Dataset entries
━━━━━━

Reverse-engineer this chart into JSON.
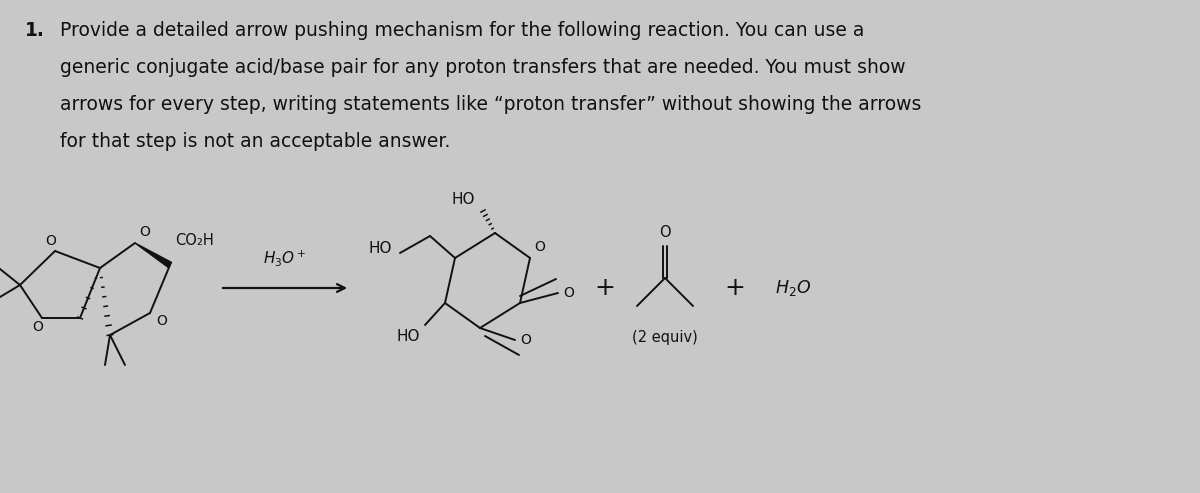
{
  "background_color": "#c8c8c8",
  "text_color": "#000000",
  "question_number": "1.",
  "line1": "Provide a detailed arrow pushing mechanism for the following reaction. You can use a",
  "line2": "generic conjugate acid/base pair for any proton transfers that are needed. You must show",
  "line3": "arrows for every step, writing statements like “proton transfer” without showing the arrows",
  "line4": "for that step is not an acceptable answer.",
  "reagent": "H₃O⁺",
  "two_equiv": "(2 equiv)",
  "water": "H₂O",
  "font_size_text": 13.5,
  "font_size_struct": 10.5
}
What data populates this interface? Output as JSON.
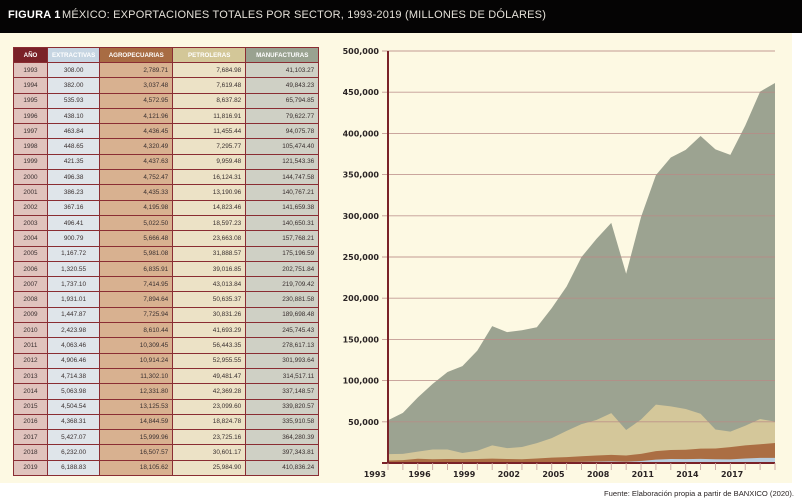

━━━━━━

Leave the pictures out and copy the rest of the data exactly.

> [Task answer]:
Reverse-engineer this chart into JSON.
{
  "background_color": "#c8c8c8",
  "text_color": "#000000",
  "question_number": "1.",
  "line1": "Provide a detailed arrow pushing mechanism for the following reaction. You can use a",
  "line2": "generic conjugate acid/base pair for any proton transfers that are needed. You must show",
  "line3": "arrows for every step, writing statements like “proton transfer” without showing the arrows",
  "line4": "for that step is not an acceptable answer.",
  "reagent": "H₃O⁺",
  "two_equiv": "(2 equiv)",
  "water": "H₂O",
  "font_size_text": 13.5,
  "font_size_struct": 10.5
}
What data populates this interface? Output as JSON.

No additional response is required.